------ Data supplied

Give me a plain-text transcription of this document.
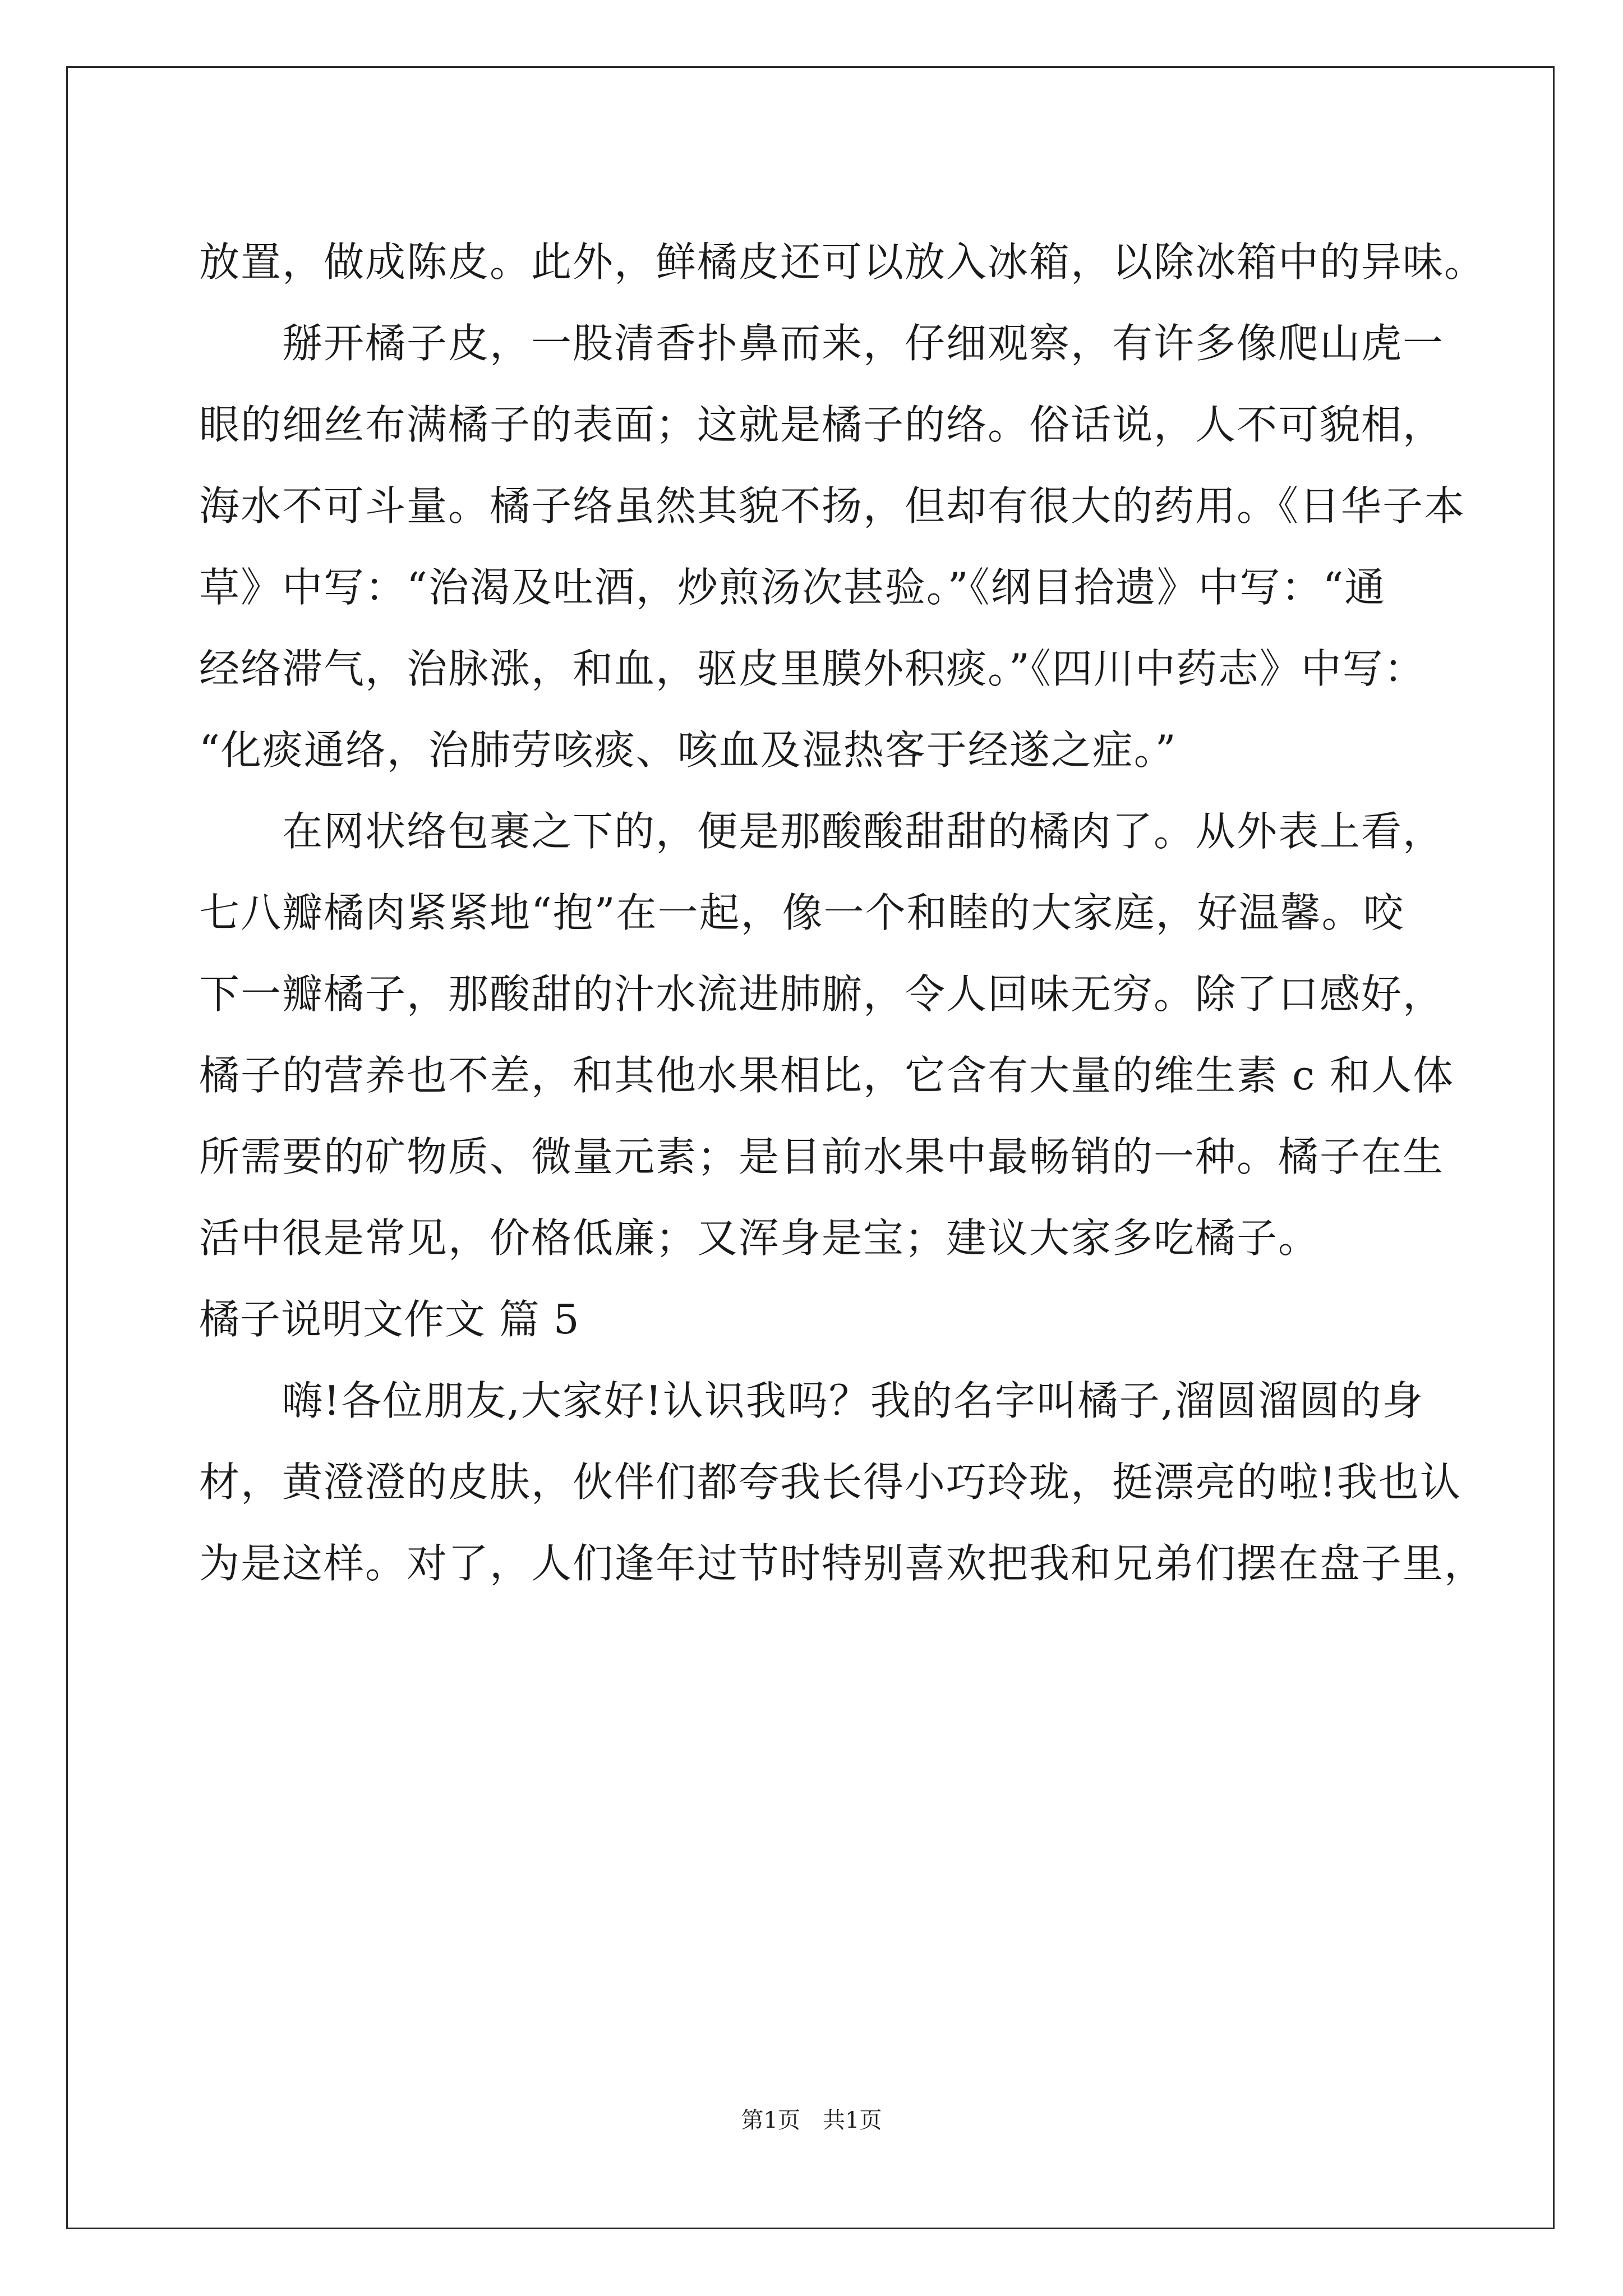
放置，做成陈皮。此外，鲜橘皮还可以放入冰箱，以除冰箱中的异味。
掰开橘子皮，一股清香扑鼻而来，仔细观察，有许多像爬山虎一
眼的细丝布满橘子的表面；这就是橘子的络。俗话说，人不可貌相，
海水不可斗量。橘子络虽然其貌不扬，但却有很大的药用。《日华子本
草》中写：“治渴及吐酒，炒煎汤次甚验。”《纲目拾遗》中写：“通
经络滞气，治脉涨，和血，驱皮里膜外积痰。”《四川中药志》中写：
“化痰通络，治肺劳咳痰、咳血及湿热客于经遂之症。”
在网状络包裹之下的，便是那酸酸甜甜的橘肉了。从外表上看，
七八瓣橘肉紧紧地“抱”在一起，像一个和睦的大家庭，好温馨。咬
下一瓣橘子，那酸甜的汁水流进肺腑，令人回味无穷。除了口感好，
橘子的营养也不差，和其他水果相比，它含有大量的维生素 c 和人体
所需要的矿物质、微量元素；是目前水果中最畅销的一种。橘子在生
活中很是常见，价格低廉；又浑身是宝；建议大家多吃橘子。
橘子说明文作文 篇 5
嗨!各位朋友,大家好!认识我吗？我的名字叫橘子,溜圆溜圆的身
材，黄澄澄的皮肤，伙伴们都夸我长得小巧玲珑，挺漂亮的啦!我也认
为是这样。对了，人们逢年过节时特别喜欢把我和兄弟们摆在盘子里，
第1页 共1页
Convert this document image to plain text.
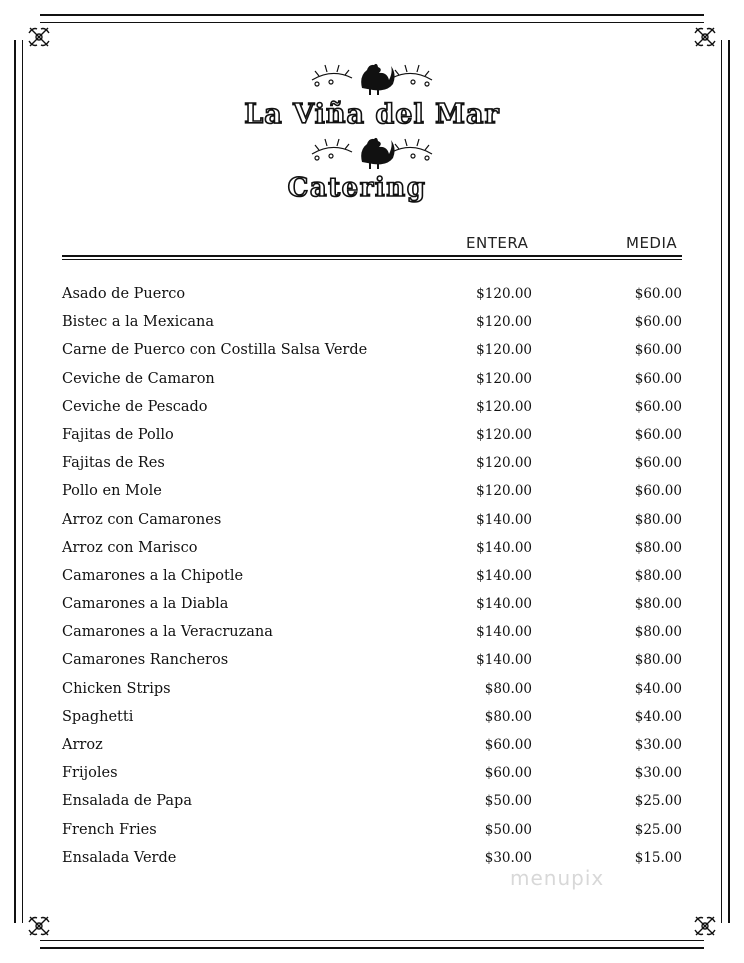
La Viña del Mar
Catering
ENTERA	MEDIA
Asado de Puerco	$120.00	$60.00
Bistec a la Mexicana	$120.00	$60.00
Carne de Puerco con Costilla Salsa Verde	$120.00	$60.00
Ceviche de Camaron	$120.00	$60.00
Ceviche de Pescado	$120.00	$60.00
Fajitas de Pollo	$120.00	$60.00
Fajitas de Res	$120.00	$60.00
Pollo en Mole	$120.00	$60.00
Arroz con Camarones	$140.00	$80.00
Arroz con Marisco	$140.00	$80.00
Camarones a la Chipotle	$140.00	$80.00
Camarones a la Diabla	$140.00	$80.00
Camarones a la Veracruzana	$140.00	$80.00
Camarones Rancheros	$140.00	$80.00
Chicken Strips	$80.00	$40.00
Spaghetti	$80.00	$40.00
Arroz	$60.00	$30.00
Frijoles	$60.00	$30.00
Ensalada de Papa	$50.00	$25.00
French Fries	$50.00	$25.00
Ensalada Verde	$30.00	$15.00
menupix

------------

- [Prompt]: Retype the whole listing exactly and leave the pictures out.

- [The solution]:
Give me a plain-text transcription of this document.
放置，做成陈皮。此外，鲜橘皮还可以放入冰箱，以除冰箱中的异味。
掰开橘子皮，一股清香扑鼻而来，仔细观察，有许多像爬山虎一
眼的细丝布满橘子的表面；这就是橘子的络。俗话说，人不可貌相，
海水不可斗量。橘子络虽然其貌不扬，但却有很大的药用。《日华子本
草》中写：“治渴及吐酒，炒煎汤次甚验。”《纲目拾遗》中写：“通
经络滞气，治脉涨，和血，驱皮里膜外积痰。”《四川中药志》中写：
“化痰通络，治肺劳咳痰、咳血及湿热客于经遂之症。”
在网状络包裹之下的，便是那酸酸甜甜的橘肉了。从外表上看，
七八瓣橘肉紧紧地“抱”在一起，像一个和睦的大家庭，好温馨。咬
下一瓣橘子，那酸甜的汁水流进肺腑，令人回味无穷。除了口感好，
橘子的营养也不差，和其他水果相比，它含有大量的维生素 c 和人体
所需要的矿物质、微量元素；是目前水果中最畅销的一种。橘子在生
活中很是常见，价格低廉；又浑身是宝；建议大家多吃橘子。
橘子说明文作文 篇 5
嗨!各位朋友,大家好!认识我吗？我的名字叫橘子,溜圆溜圆的身
材，黄澄澄的皮肤，伙伴们都夸我长得小巧玲珑，挺漂亮的啦!我也认
为是这样。对了，人们逢年过节时特别喜欢把我和兄弟们摆在盘子里，
第1页 共1页
Convert this document image to plain text.
La Viña del Mar
Catering
ENTERA	MEDIA
Asado de Puerco	$120.00	$60.00
Bistec a la Mexicana	$120.00	$60.00
Carne de Puerco con Costilla Salsa Verde	$120.00	$60.00
Ceviche de Camaron	$120.00	$60.00
Ceviche de Pescado	$120.00	$60.00
Fajitas de Pollo	$120.00	$60.00
Fajitas de Res	$120.00	$60.00
Pollo en Mole	$120.00	$60.00
Arroz con Camarones	$140.00	$80.00
Arroz con Marisco	$140.00	$80.00
Camarones a la Chipotle	$140.00	$80.00
Camarones a la Diabla	$140.00	$80.00
Camarones a la Veracruzana	$140.00	$80.00
Camarones Rancheros	$140.00	$80.00
Chicken Strips	$80.00	$40.00
Spaghetti	$80.00	$40.00
Arroz	$60.00	$30.00
Frijoles	$60.00	$30.00
Ensalada de Papa	$50.00	$25.00
French Fries	$50.00	$25.00
Ensalada Verde	$30.00	$15.00
menupix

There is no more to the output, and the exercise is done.